**EXERCISE PROMPT**
Pick out each line with the word "icon" from the material that follows.

**DATA SUPPLIED**
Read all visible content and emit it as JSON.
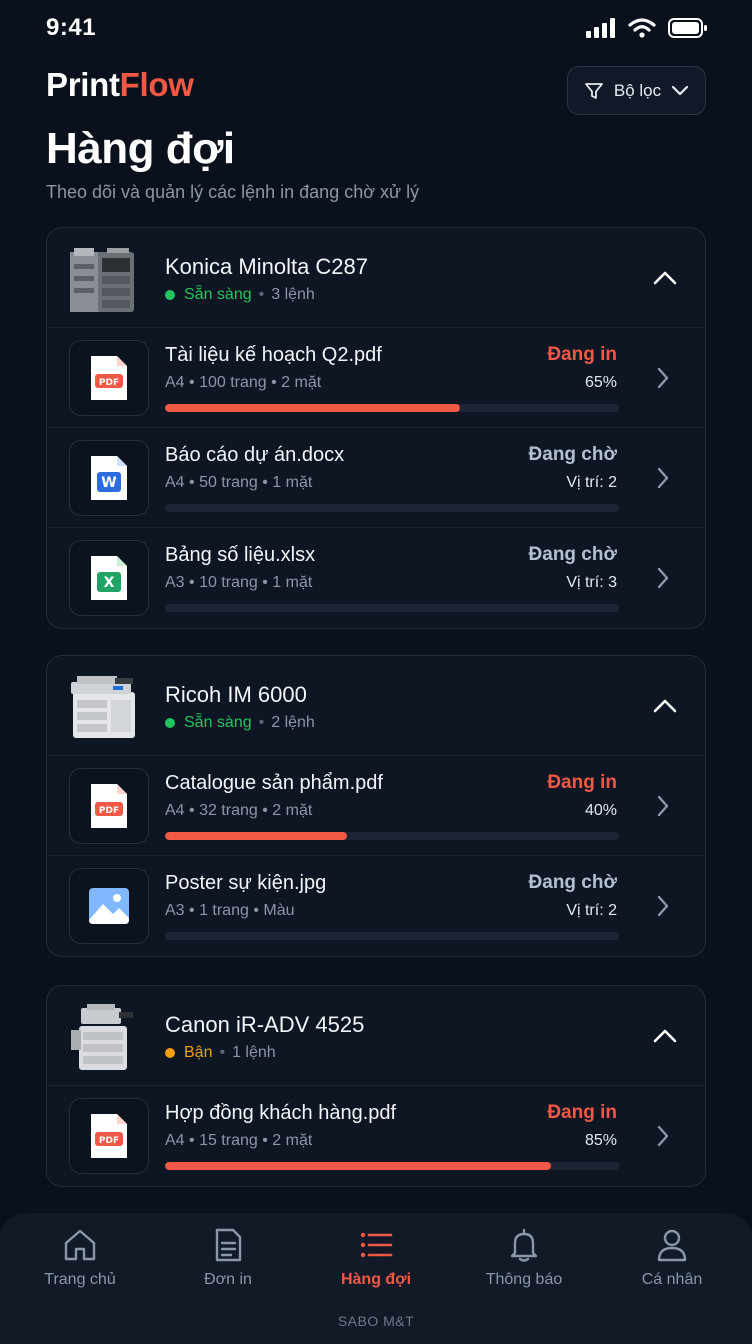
{
  "status_bar": {
    "time": "9:41"
  },
  "header": {
    "logo_part1": "Print",
    "logo_part2": "Flow",
    "filter_label": "Bộ lọc",
    "title": "Hàng đợi",
    "subtitle": "Theo dõi và quản lý các lệnh in đang chờ xử lý"
  },
  "colors": {
    "accent": "#f25846",
    "ready": "#22c55e",
    "busy": "#f59e0b",
    "background": "#0b111c"
  },
  "printers": [
    {
      "name": "Konica Minolta C287",
      "status": "Sẵn sàng",
      "count": "3 lệnh",
      "jobs": [
        {
          "name": "Tài liệu kế hoạch Q2.pdf",
          "meta": "A4 • 100 trang • 2 mặt",
          "status": "Đang in",
          "extra": "65%",
          "icon": "pdf-icon",
          "progress": 0.65
        },
        {
          "name": "Báo cáo dự án.docx",
          "meta": "A4 • 50 trang • 1 mặt",
          "status": "Đang chờ",
          "extra": "Vị trí: 2",
          "icon": "word-icon",
          "progress": 0
        },
        {
          "name": "Bảng số liệu.xlsx",
          "meta": "A3 • 10 trang • 1 mặt",
          "status": "Đang chờ",
          "extra": "Vị trí: 3",
          "icon": "excel-icon",
          "progress": 0
        }
      ]
    },
    {
      "name": "Ricoh IM 6000",
      "status": "Sẵn sàng",
      "count": "2 lệnh",
      "jobs": [
        {
          "name": "Catalogue sản phẩm.pdf",
          "meta": "A4 • 32 trang • 2 mặt",
          "status": "Đang in",
          "extra": "40%",
          "icon": "pdf-icon",
          "progress": 0.4
        },
        {
          "name": "Poster sự kiện.jpg",
          "meta": "A3 • 1 trang • Màu",
          "status": "Đang chờ",
          "extra": "Vị trí: 2",
          "icon": "image-icon",
          "progress": 0
        }
      ]
    },
    {
      "name": "Canon iR-ADV 4525",
      "status": "Bận",
      "count": "1 lệnh",
      "jobs": [
        {
          "name": "Hợp đồng khách hàng.pdf",
          "meta": "A4 • 15 trang • 2 mặt",
          "status": "Đang in",
          "extra": "85%",
          "icon": "pdf-icon",
          "progress": 0.85
        }
      ]
    }
  ],
  "nav": {
    "items": [
      {
        "label": "Trang chủ",
        "icon": "home-icon"
      },
      {
        "label": "Đơn in",
        "icon": "document-icon"
      },
      {
        "label": "Hàng đợi",
        "icon": "queue-list-icon",
        "active": true
      },
      {
        "label": "Thông báo",
        "icon": "bell-icon"
      },
      {
        "label": "Cá nhân",
        "icon": "user-icon"
      }
    ]
  },
  "footer": {
    "brand": "SABO M&T"
  }
}
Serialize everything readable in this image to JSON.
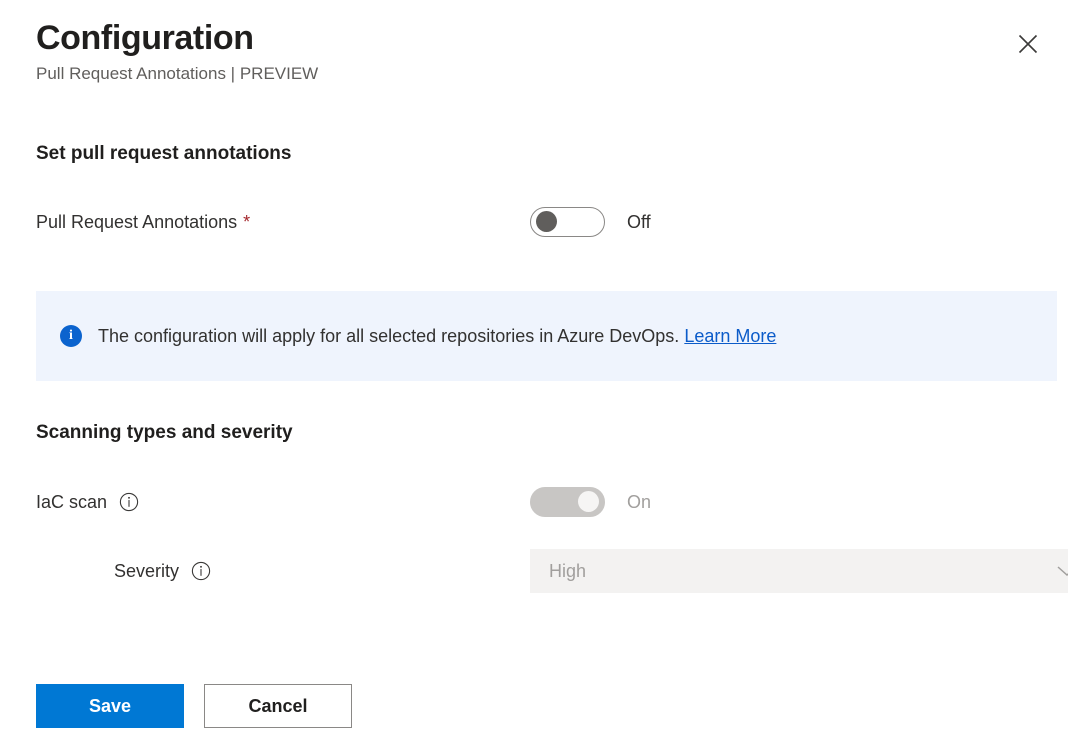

**WORKED SOLUTION**
          "icon": "pdf-icon",
          "icon": "word-icon",
          "icon": "excel-icon",
          "icon": "pdf-icon",
          "icon": "image-icon",
          "icon": "pdf-icon",
        "icon": "home-icon"
        "icon": "document-icon"
        "icon": "queue-list-icon",
        "icon": "bell-icon"
        "icon": "user-icon"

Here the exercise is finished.